• The problem: Write out the records again, exactly, leaving none out.

Records that describe figures
-=-=-

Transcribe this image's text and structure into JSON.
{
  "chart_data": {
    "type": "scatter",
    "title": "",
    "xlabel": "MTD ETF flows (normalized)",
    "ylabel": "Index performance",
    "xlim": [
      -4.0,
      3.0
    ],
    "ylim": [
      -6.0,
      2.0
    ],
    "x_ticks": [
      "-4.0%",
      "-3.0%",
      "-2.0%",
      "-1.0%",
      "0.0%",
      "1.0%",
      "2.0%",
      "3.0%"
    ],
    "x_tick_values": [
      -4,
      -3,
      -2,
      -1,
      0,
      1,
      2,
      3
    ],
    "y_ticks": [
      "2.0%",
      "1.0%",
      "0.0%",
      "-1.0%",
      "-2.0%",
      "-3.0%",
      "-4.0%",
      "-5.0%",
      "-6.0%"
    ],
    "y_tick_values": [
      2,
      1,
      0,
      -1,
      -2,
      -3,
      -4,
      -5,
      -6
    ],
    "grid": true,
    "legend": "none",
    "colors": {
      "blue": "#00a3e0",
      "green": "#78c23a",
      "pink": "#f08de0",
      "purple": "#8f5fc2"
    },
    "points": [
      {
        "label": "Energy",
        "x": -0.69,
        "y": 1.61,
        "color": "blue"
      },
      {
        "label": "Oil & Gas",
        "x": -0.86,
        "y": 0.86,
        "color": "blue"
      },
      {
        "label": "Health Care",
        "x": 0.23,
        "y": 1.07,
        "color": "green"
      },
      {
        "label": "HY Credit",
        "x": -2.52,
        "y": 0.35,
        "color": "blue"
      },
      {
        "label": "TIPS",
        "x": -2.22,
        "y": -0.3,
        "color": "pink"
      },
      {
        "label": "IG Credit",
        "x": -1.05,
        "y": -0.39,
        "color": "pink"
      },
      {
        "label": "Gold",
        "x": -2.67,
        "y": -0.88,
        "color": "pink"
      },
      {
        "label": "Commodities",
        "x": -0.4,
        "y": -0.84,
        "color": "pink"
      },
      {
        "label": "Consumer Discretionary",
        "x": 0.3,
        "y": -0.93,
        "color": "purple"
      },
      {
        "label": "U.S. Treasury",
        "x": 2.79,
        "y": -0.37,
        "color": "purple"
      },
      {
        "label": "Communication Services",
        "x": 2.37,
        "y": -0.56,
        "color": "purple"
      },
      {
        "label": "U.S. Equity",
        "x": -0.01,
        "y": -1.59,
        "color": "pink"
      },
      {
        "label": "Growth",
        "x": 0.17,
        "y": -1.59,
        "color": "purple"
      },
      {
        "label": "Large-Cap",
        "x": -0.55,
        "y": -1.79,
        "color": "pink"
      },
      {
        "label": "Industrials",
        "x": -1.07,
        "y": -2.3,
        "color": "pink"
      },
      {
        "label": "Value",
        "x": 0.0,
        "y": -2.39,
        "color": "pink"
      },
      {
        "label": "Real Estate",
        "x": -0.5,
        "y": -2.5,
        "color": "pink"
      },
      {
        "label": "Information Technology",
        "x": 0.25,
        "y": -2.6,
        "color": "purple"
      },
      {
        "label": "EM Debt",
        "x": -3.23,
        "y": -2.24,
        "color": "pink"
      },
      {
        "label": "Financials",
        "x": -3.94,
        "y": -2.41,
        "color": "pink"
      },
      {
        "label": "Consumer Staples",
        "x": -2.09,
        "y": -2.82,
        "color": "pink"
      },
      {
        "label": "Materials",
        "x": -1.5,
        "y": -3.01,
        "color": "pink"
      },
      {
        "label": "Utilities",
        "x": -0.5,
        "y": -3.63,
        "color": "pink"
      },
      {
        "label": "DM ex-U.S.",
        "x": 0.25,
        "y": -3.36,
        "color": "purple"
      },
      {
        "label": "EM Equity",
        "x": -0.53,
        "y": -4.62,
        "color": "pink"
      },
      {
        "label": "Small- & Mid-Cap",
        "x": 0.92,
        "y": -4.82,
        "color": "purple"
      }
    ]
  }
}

-=-=-

• Answer:
Transcribe this image's text and structure into JSON.
{
  "chart_data": {
    "type": "scatter",
    "title": "",
    "xlabel": "MTD ETF flows (normalized)",
    "ylabel": "Index performance",
    "xlim": [
      -4.0,
      3.0
    ],
    "ylim": [
      -6.0,
      2.0
    ],
    "x_ticks": [
      "-4.0%",
      "-3.0%",
      "-2.0%",
      "-1.0%",
      "0.0%",
      "1.0%",
      "2.0%",
      "3.0%"
    ],
    "x_tick_values": [
      -4,
      -3,
      -2,
      -1,
      0,
      1,
      2,
      3
    ],
    "y_ticks": [
      "2.0%",
      "1.0%",
      "0.0%",
      "-1.0%",
      "-2.0%",
      "-3.0%",
      "-4.0%",
      "-5.0%",
      "-6.0%"
    ],
    "y_tick_values": [
      2,
      1,
      0,
      -1,
      -2,
      -3,
      -4,
      -5,
      -6
    ],
    "grid": true,
    "legend": "none",
    "colors": {
      "blue": "#00a3e0",
      "green": "#78c23a",
      "pink": "#f08de0",
      "purple": "#8f5fc2"
    },
    "points": [
      {
        "label": "Energy",
        "x": -0.69,
        "y": 1.61,
        "color": "blue"
      },
      {
        "label": "Oil & Gas",
        "x": -0.86,
        "y": 0.86,
        "color": "blue"
      },
      {
        "label": "Health Care",
        "x": 0.23,
        "y": 1.07,
        "color": "green"
      },
      {
        "label": "HY Credit",
        "x": -2.52,
        "y": 0.35,
        "color": "blue"
      },
      {
        "label": "TIPS",
        "x": -2.22,
        "y": -0.3,
        "color": "pink"
      },
      {
        "label": "IG Credit",
        "x": -1.05,
        "y": -0.39,
        "color": "pink"
      },
      {
        "label": "Gold",
        "x": -2.67,
        "y": -0.88,
        "color": "pink"
      },
      {
        "label": "Commodities",
        "x": -0.4,
        "y": -0.84,
        "color": "pink"
      },
      {
        "label": "Consumer Discretionary",
        "x": 0.3,
        "y": -0.93,
        "color": "purple"
      },
      {
        "label": "U.S. Treasury",
        "x": 2.79,
        "y": -0.37,
        "color": "purple"
      },
      {
        "label": "Communication Services",
        "x": 2.37,
        "y": -0.56,
        "color": "purple"
      },
      {
        "label": "U.S. Equity",
        "x": -0.01,
        "y": -1.59,
        "color": "pink"
      },
      {
        "label": "Growth",
        "x": 0.17,
        "y": -1.59,
        "color": "purple"
      },
      {
        "label": "Large-Cap",
        "x": -0.55,
        "y": -1.79,
        "color": "pink"
      },
      {
        "label": "Industrials",
        "x": -1.07,
        "y": -2.3,
        "color": "pink"
      },
      {
        "label": "Value",
        "x": 0.0,
        "y": -2.39,
        "color": "pink"
      },
      {
        "label": "Real Estate",
        "x": -0.5,
        "y": -2.5,
        "color": "pink"
      },
      {
        "label": "Information Technology",
        "x": 0.25,
        "y": -2.6,
        "color": "purple"
      },
      {
        "label": "EM Debt",
        "x": -3.23,
        "y": -2.24,
        "color": "pink"
      },
      {
        "label": "Financials",
        "x": -3.94,
        "y": -2.41,
        "color": "pink"
      },
      {
        "label": "Consumer Staples",
        "x": -2.09,
        "y": -2.82,
        "color": "pink"
      },
      {
        "label": "Materials",
        "x": -1.5,
        "y": -3.01,
        "color": "pink"
      },
      {
        "label": "Utilities",
        "x": -0.5,
        "y": -3.63,
        "color": "pink"
      },
      {
        "label": "DM ex-U.S.",
        "x": 0.25,
        "y": -3.36,
        "color": "purple"
      },
      {
        "label": "EM Equity",
        "x": -0.53,
        "y": -4.62,
        "color": "pink"
      },
      {
        "label": "Small- & Mid-Cap",
        "x": 0.92,
        "y": -4.82,
        "color": "purple"
      }
    ]
  }
}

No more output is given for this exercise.